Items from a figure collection

>> start

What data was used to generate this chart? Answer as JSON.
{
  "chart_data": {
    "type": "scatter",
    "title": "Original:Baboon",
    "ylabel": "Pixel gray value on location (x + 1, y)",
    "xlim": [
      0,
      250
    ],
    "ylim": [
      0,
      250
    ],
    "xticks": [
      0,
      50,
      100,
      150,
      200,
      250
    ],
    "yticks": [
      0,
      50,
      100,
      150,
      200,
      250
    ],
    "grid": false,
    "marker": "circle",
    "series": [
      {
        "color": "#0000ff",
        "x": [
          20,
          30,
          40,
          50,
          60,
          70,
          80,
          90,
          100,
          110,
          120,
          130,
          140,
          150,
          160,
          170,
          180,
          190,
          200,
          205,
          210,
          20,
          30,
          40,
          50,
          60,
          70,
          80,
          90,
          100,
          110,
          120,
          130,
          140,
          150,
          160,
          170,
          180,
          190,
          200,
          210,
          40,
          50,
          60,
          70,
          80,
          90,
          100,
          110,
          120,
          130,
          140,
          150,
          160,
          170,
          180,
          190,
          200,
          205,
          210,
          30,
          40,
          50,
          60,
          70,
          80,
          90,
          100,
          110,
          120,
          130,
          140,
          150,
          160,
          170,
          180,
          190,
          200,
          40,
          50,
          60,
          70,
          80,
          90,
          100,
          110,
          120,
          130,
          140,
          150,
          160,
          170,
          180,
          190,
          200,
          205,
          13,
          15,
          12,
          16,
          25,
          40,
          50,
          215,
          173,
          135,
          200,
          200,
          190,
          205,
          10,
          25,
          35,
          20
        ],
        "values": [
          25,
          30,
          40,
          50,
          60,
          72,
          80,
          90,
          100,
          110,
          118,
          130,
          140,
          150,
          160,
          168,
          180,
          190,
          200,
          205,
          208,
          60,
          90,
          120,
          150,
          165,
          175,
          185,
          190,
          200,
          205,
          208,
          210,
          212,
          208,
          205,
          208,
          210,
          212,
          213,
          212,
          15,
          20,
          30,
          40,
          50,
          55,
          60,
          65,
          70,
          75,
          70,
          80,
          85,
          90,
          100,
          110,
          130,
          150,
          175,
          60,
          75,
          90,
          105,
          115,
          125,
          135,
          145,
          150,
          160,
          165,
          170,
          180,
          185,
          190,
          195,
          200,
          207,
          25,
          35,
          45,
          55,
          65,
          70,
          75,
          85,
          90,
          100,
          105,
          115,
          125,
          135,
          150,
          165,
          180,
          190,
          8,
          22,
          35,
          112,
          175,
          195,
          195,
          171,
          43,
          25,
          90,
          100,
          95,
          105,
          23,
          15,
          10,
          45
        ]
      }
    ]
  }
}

>> end

▶ _WHAT THE TASK ASKS_
The records above must be repeated exactly, every one of them.

▶ _ANSWER TO THIS EXERCISE_
What data was used to generate this chart? Answer as JSON.
{
  "chart_data": {
    "type": "scatter",
    "title": "Original:Baboon",
    "ylabel": "Pixel gray value on location (x + 1, y)",
    "xlim": [
      0,
      250
    ],
    "ylim": [
      0,
      250
    ],
    "xticks": [
      0,
      50,
      100,
      150,
      200,
      250
    ],
    "yticks": [
      0,
      50,
      100,
      150,
      200,
      250
    ],
    "grid": false,
    "marker": "circle",
    "series": [
      {
        "color": "#0000ff",
        "x": [
          20,
          30,
          40,
          50,
          60,
          70,
          80,
          90,
          100,
          110,
          120,
          130,
          140,
          150,
          160,
          170,
          180,
          190,
          200,
          205,
          210,
          20,
          30,
          40,
          50,
          60,
          70,
          80,
          90,
          100,
          110,
          120,
          130,
          140,
          150,
          160,
          170,
          180,
          190,
          200,
          210,
          40,
          50,
          60,
          70,
          80,
          90,
          100,
          110,
          120,
          130,
          140,
          150,
          160,
          170,
          180,
          190,
          200,
          205,
          210,
          30,
          40,
          50,
          60,
          70,
          80,
          90,
          100,
          110,
          120,
          130,
          140,
          150,
          160,
          170,
          180,
          190,
          200,
          40,
          50,
          60,
          70,
          80,
          90,
          100,
          110,
          120,
          130,
          140,
          150,
          160,
          170,
          180,
          190,
          200,
          205,
          13,
          15,
          12,
          16,
          25,
          40,
          50,
          215,
          173,
          135,
          200,
          200,
          190,
          205,
          10,
          25,
          35,
          20
        ],
        "values": [
          25,
          30,
          40,
          50,
          60,
          72,
          80,
          90,
          100,
          110,
          118,
          130,
          140,
          150,
          160,
          168,
          180,
          190,
          200,
          205,
          208,
          60,
          90,
          120,
          150,
          165,
          175,
          185,
          190,
          200,
          205,
          208,
          210,
          212,
          208,
          205,
          208,
          210,
          212,
          213,
          212,
          15,
          20,
          30,
          40,
          50,
          55,
          60,
          65,
          70,
          75,
          70,
          80,
          85,
          90,
          100,
          110,
          130,
          150,
          175,
          60,
          75,
          90,
          105,
          115,
          125,
          135,
          145,
          150,
          160,
          165,
          170,
          180,
          185,
          190,
          195,
          200,
          207,
          25,
          35,
          45,
          55,
          65,
          70,
          75,
          85,
          90,
          100,
          105,
          115,
          125,
          135,
          150,
          165,
          180,
          190,
          8,
          22,
          35,
          112,
          175,
          195,
          195,
          171,
          43,
          25,
          90,
          100,
          95,
          105,
          23,
          15,
          10,
          45
        ]
      }
    ]
  }
}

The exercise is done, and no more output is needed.